### What is expected
Print all records exactly, leaving nothing out.

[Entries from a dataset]
• • •

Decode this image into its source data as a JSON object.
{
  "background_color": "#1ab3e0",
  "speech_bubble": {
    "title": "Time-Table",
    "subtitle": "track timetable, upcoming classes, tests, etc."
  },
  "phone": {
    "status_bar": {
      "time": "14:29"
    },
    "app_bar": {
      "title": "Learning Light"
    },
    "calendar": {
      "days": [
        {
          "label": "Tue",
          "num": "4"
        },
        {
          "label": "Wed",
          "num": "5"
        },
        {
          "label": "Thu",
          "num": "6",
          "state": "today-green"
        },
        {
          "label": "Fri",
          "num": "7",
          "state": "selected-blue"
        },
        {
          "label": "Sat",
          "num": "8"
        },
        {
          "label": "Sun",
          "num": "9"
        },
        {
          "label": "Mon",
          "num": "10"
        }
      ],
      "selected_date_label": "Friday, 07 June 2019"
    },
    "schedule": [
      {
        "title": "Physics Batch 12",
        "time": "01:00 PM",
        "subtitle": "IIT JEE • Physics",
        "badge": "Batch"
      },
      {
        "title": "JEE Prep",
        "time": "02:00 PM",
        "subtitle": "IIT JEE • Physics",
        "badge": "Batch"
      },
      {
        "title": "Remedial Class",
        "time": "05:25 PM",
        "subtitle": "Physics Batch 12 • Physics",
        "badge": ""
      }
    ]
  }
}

• • •

### Exercise solution
Decode this image into its source data as a JSON object.
{
  "background_color": "#1ab3e0",
  "speech_bubble": {
    "title": "Time-Table",
    "subtitle": "track timetable, upcoming classes, tests, etc."
  },
  "phone": {
    "status_bar": {
      "time": "14:29"
    },
    "app_bar": {
      "title": "Learning Light"
    },
    "calendar": {
      "days": [
        {
          "label": "Tue",
          "num": "4"
        },
        {
          "label": "Wed",
          "num": "5"
        },
        {
          "label": "Thu",
          "num": "6",
          "state": "today-green"
        },
        {
          "label": "Fri",
          "num": "7",
          "state": "selected-blue"
        },
        {
          "label": "Sat",
          "num": "8"
        },
        {
          "label": "Sun",
          "num": "9"
        },
        {
          "label": "Mon",
          "num": "10"
        }
      ],
      "selected_date_label": "Friday, 07 June 2019"
    },
    "schedule": [
      {
        "title": "Physics Batch 12",
        "time": "01:00 PM",
        "subtitle": "IIT JEE • Physics",
        "badge": "Batch"
      },
      {
        "title": "JEE Prep",
        "time": "02:00 PM",
        "subtitle": "IIT JEE • Physics",
        "badge": "Batch"
      },
      {
        "title": "Remedial Class",
        "time": "05:25 PM",
        "subtitle": "Physics Batch 12 • Physics",
        "badge": ""
      }
    ]
  }
}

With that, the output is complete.